◆ **Work required**: Omit every picture while repeating the entries exactly.

begin Input records

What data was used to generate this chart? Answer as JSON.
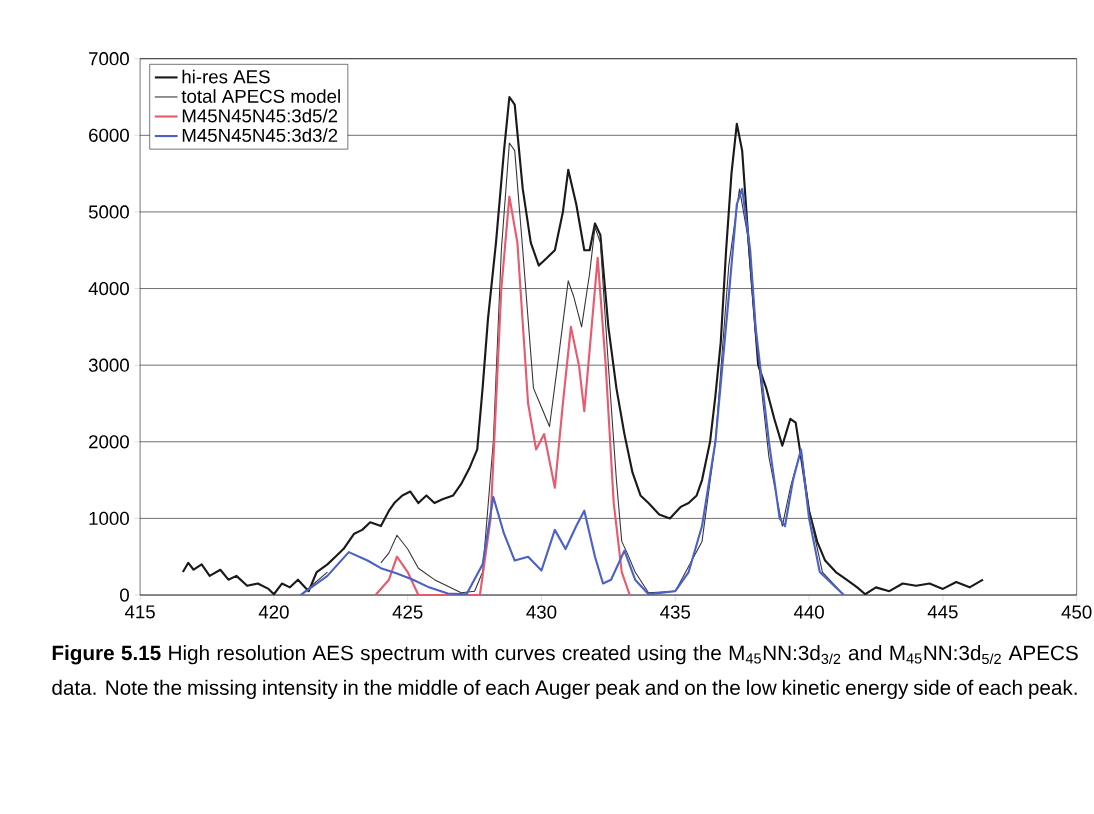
{
  "chart_data": {
    "type": "line",
    "annotations": [
      "**Figure 5.15** High resolution AES spectrum with curves created using the M$_{45}$NN:3d$_{3/2}$ and M$_{45}$NN:3d$_{5/2}$ APECS data. Note the missing intensity in the middle of each Auger peak and on the low kinetic energy side of each peak."
    ],
    "xlim": [
      415,
      450
    ],
    "ylim": [
      0,
      7000
    ],
    "xticks": [
      415,
      420,
      425,
      430,
      435,
      440,
      445,
      450
    ],
    "yticks": [
      0,
      1000,
      2000,
      3000,
      4000,
      5000,
      6000,
      7000
    ],
    "grid": "y",
    "legend": "top left",
    "marker": "none",
    "line_style": "solid",
    "series": [
      {
        "name": "hi-res AES",
        "color": "#1a1a1a",
        "x": [
          416.6,
          416.8,
          417.0,
          417.3,
          417.6,
          418.0,
          418.3,
          418.6,
          419.0,
          419.4,
          419.8,
          420.0,
          420.3,
          420.6,
          420.9,
          421.3,
          421.6,
          422.0,
          422.3,
          422.6,
          423.0,
          423.3,
          423.6,
          424.0,
          424.3,
          424.5,
          424.8,
          425.1,
          425.4,
          425.7,
          426.0,
          426.3,
          426.7,
          427.0,
          427.3,
          427.6,
          427.8,
          428.0,
          428.3,
          428.6,
          428.8,
          429.0,
          429.3,
          429.6,
          429.9,
          430.2,
          430.5,
          430.8,
          431.0,
          431.3,
          431.6,
          431.8,
          432.0,
          432.2,
          432.5,
          432.8,
          433.1,
          433.4,
          433.7,
          434.0,
          434.4,
          434.8,
          435.2,
          435.5,
          435.8,
          436.0,
          436.3,
          436.5,
          436.7,
          436.9,
          437.1,
          437.3,
          437.5,
          437.7,
          437.9,
          438.1,
          438.4,
          438.7,
          439.0,
          439.3,
          439.5,
          439.7,
          440.0,
          440.3,
          440.6,
          441.0,
          441.4,
          441.8,
          442.1,
          442.5,
          443.0,
          443.5,
          444.0,
          444.5,
          445.0,
          445.5,
          446.0,
          446.5
        ],
        "values": [
          300,
          420,
          330,
          400,
          250,
          330,
          200,
          250,
          120,
          150,
          80,
          10,
          150,
          100,
          200,
          50,
          300,
          400,
          500,
          600,
          800,
          850,
          950,
          900,
          1100,
          1200,
          1300,
          1350,
          1200,
          1300,
          1200,
          1250,
          1300,
          1450,
          1650,
          1900,
          2700,
          3600,
          4600,
          5800,
          6500,
          6400,
          5300,
          4600,
          4300,
          4400,
          4500,
          5000,
          5550,
          5100,
          4500,
          4500,
          4850,
          4700,
          3500,
          2700,
          2100,
          1600,
          1300,
          1200,
          1050,
          1000,
          1150,
          1200,
          1300,
          1500,
          2000,
          2600,
          3300,
          4500,
          5500,
          6150,
          5800,
          4800,
          3900,
          3000,
          2700,
          2300,
          1950,
          2300,
          2250,
          1800,
          1100,
          700,
          450,
          300,
          200,
          100,
          10,
          100,
          50,
          150,
          120,
          150,
          80,
          170,
          100,
          200
        ]
      },
      {
        "name": "total APECS model",
        "color": "#333333",
        "x": [
          421.0,
          422.0,
          422.8,
          423.5,
          424.0,
          424.3,
          424.6,
          425.0,
          425.4,
          426.0,
          427.0,
          427.5,
          427.8,
          428.2,
          428.5,
          428.8,
          429.0,
          429.3,
          429.7,
          430.0,
          430.3,
          430.6,
          431.0,
          431.2,
          431.5,
          431.8,
          432.0,
          432.2,
          432.5,
          432.8,
          433.0,
          433.2,
          433.5,
          434.0,
          435.0,
          436.0,
          436.5,
          437.0,
          437.4,
          437.7,
          438.0,
          438.5,
          439.0,
          439.3,
          439.7,
          440.0,
          440.5,
          441.3
        ],
        "values": [
          0,
          300,
          null,
          null,
          420,
          550,
          780,
          600,
          350,
          200,
          30,
          50,
          300,
          2000,
          4500,
          5900,
          5800,
          4500,
          2700,
          2450,
          2200,
          3000,
          4100,
          3900,
          3500,
          4200,
          4800,
          4600,
          3000,
          1500,
          700,
          550,
          300,
          30,
          50,
          700,
          2000,
          4300,
          5300,
          4700,
          3400,
          1800,
          900,
          1400,
          1900,
          1100,
          300,
          0
        ]
      },
      {
        "name": "M45N45N45:3d5/2",
        "color": "#e85a6e",
        "x": [
          423.8,
          424.3,
          424.6,
          425.0,
          425.4,
          427.7,
          428.1,
          428.5,
          428.8,
          429.1,
          429.5,
          429.8,
          430.1,
          430.5,
          430.8,
          431.1,
          431.4,
          431.6,
          431.8,
          432.1,
          432.4,
          432.7,
          433.0,
          433.3
        ],
        "values": [
          0,
          200,
          500,
          300,
          0,
          0,
          1000,
          4000,
          5200,
          4600,
          2500,
          1900,
          2100,
          1400,
          2500,
          3500,
          3000,
          2400,
          3200,
          4400,
          3000,
          1200,
          300,
          0
        ]
      },
      {
        "name": "M45N45N45:3d3/2",
        "color": "#4a62c8",
        "x": [
          421.0,
          422.0,
          422.8,
          423.5,
          424.0,
          424.6,
          425.2,
          425.8,
          426.5,
          427.2,
          427.8,
          428.2,
          428.6,
          429.0,
          429.5,
          430.0,
          430.5,
          430.9,
          431.3,
          431.6,
          432.0,
          432.3,
          432.6,
          433.1,
          433.5,
          434.0,
          435.0,
          435.5,
          436.0,
          436.5,
          437.0,
          437.3,
          437.5,
          437.8,
          438.0,
          438.5,
          438.9,
          439.1,
          439.4,
          439.7,
          440.0,
          440.4,
          441.3
        ],
        "values": [
          0,
          250,
          560,
          450,
          350,
          280,
          200,
          100,
          20,
          10,
          400,
          1280,
          800,
          450,
          500,
          320,
          850,
          600,
          900,
          1100,
          500,
          150,
          200,
          580,
          200,
          10,
          50,
          300,
          900,
          2000,
          3900,
          5100,
          5300,
          4500,
          3500,
          2000,
          1000,
          900,
          1500,
          1900,
          1000,
          300,
          0
        ]
      }
    ]
  }
}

end Input records

◆ **Reply to the task**:
What data was used to generate this chart? Answer as JSON.
{
  "chart_data": {
    "type": "line",
    "annotations": [
      "**Figure 5.15** High resolution AES spectrum with curves created using the M$_{45}$NN:3d$_{3/2}$ and M$_{45}$NN:3d$_{5/2}$ APECS data. Note the missing intensity in the middle of each Auger peak and on the low kinetic energy side of each peak."
    ],
    "xlim": [
      415,
      450
    ],
    "ylim": [
      0,
      7000
    ],
    "xticks": [
      415,
      420,
      425,
      430,
      435,
      440,
      445,
      450
    ],
    "yticks": [
      0,
      1000,
      2000,
      3000,
      4000,
      5000,
      6000,
      7000
    ],
    "grid": "y",
    "legend": "top left",
    "marker": "none",
    "line_style": "solid",
    "series": [
      {
        "name": "hi-res AES",
        "color": "#1a1a1a",
        "x": [
          416.6,
          416.8,
          417.0,
          417.3,
          417.6,
          418.0,
          418.3,
          418.6,
          419.0,
          419.4,
          419.8,
          420.0,
          420.3,
          420.6,
          420.9,
          421.3,
          421.6,
          422.0,
          422.3,
          422.6,
          423.0,
          423.3,
          423.6,
          424.0,
          424.3,
          424.5,
          424.8,
          425.1,
          425.4,
          425.7,
          426.0,
          426.3,
          426.7,
          427.0,
          427.3,
          427.6,
          427.8,
          428.0,
          428.3,
          428.6,
          428.8,
          429.0,
          429.3,
          429.6,
          429.9,
          430.2,
          430.5,
          430.8,
          431.0,
          431.3,
          431.6,
          431.8,
          432.0,
          432.2,
          432.5,
          432.8,
          433.1,
          433.4,
          433.7,
          434.0,
          434.4,
          434.8,
          435.2,
          435.5,
          435.8,
          436.0,
          436.3,
          436.5,
          436.7,
          436.9,
          437.1,
          437.3,
          437.5,
          437.7,
          437.9,
          438.1,
          438.4,
          438.7,
          439.0,
          439.3,
          439.5,
          439.7,
          440.0,
          440.3,
          440.6,
          441.0,
          441.4,
          441.8,
          442.1,
          442.5,
          443.0,
          443.5,
          444.0,
          444.5,
          445.0,
          445.5,
          446.0,
          446.5
        ],
        "values": [
          300,
          420,
          330,
          400,
          250,
          330,
          200,
          250,
          120,
          150,
          80,
          10,
          150,
          100,
          200,
          50,
          300,
          400,
          500,
          600,
          800,
          850,
          950,
          900,
          1100,
          1200,
          1300,
          1350,
          1200,
          1300,
          1200,
          1250,
          1300,
          1450,
          1650,
          1900,
          2700,
          3600,
          4600,
          5800,
          6500,
          6400,
          5300,
          4600,
          4300,
          4400,
          4500,
          5000,
          5550,
          5100,
          4500,
          4500,
          4850,
          4700,
          3500,
          2700,
          2100,
          1600,
          1300,
          1200,
          1050,
          1000,
          1150,
          1200,
          1300,
          1500,
          2000,
          2600,
          3300,
          4500,
          5500,
          6150,
          5800,
          4800,
          3900,
          3000,
          2700,
          2300,
          1950,
          2300,
          2250,
          1800,
          1100,
          700,
          450,
          300,
          200,
          100,
          10,
          100,
          50,
          150,
          120,
          150,
          80,
          170,
          100,
          200
        ]
      },
      {
        "name": "total APECS model",
        "color": "#333333",
        "x": [
          421.0,
          422.0,
          422.8,
          423.5,
          424.0,
          424.3,
          424.6,
          425.0,
          425.4,
          426.0,
          427.0,
          427.5,
          427.8,
          428.2,
          428.5,
          428.8,
          429.0,
          429.3,
          429.7,
          430.0,
          430.3,
          430.6,
          431.0,
          431.2,
          431.5,
          431.8,
          432.0,
          432.2,
          432.5,
          432.8,
          433.0,
          433.2,
          433.5,
          434.0,
          435.0,
          436.0,
          436.5,
          437.0,
          437.4,
          437.7,
          438.0,
          438.5,
          439.0,
          439.3,
          439.7,
          440.0,
          440.5,
          441.3
        ],
        "values": [
          0,
          300,
          null,
          null,
          420,
          550,
          780,
          600,
          350,
          200,
          30,
          50,
          300,
          2000,
          4500,
          5900,
          5800,
          4500,
          2700,
          2450,
          2200,
          3000,
          4100,
          3900,
          3500,
          4200,
          4800,
          4600,
          3000,
          1500,
          700,
          550,
          300,
          30,
          50,
          700,
          2000,
          4300,
          5300,
          4700,
          3400,
          1800,
          900,
          1400,
          1900,
          1100,
          300,
          0
        ]
      },
      {
        "name": "M45N45N45:3d5/2",
        "color": "#e85a6e",
        "x": [
          423.8,
          424.3,
          424.6,
          425.0,
          425.4,
          427.7,
          428.1,
          428.5,
          428.8,
          429.1,
          429.5,
          429.8,
          430.1,
          430.5,
          430.8,
          431.1,
          431.4,
          431.6,
          431.8,
          432.1,
          432.4,
          432.7,
          433.0,
          433.3
        ],
        "values": [
          0,
          200,
          500,
          300,
          0,
          0,
          1000,
          4000,
          5200,
          4600,
          2500,
          1900,
          2100,
          1400,
          2500,
          3500,
          3000,
          2400,
          3200,
          4400,
          3000,
          1200,
          300,
          0
        ]
      },
      {
        "name": "M45N45N45:3d3/2",
        "color": "#4a62c8",
        "x": [
          421.0,
          422.0,
          422.8,
          423.5,
          424.0,
          424.6,
          425.2,
          425.8,
          426.5,
          427.2,
          427.8,
          428.2,
          428.6,
          429.0,
          429.5,
          430.0,
          430.5,
          430.9,
          431.3,
          431.6,
          432.0,
          432.3,
          432.6,
          433.1,
          433.5,
          434.0,
          435.0,
          435.5,
          436.0,
          436.5,
          437.0,
          437.3,
          437.5,
          437.8,
          438.0,
          438.5,
          438.9,
          439.1,
          439.4,
          439.7,
          440.0,
          440.4,
          441.3
        ],
        "values": [
          0,
          250,
          560,
          450,
          350,
          280,
          200,
          100,
          20,
          10,
          400,
          1280,
          800,
          450,
          500,
          320,
          850,
          600,
          900,
          1100,
          500,
          150,
          200,
          580,
          200,
          10,
          50,
          300,
          900,
          2000,
          3900,
          5100,
          5300,
          4500,
          3500,
          2000,
          1000,
          900,
          1500,
          1900,
          1000,
          300,
          0
        ]
      }
    ]
  }
}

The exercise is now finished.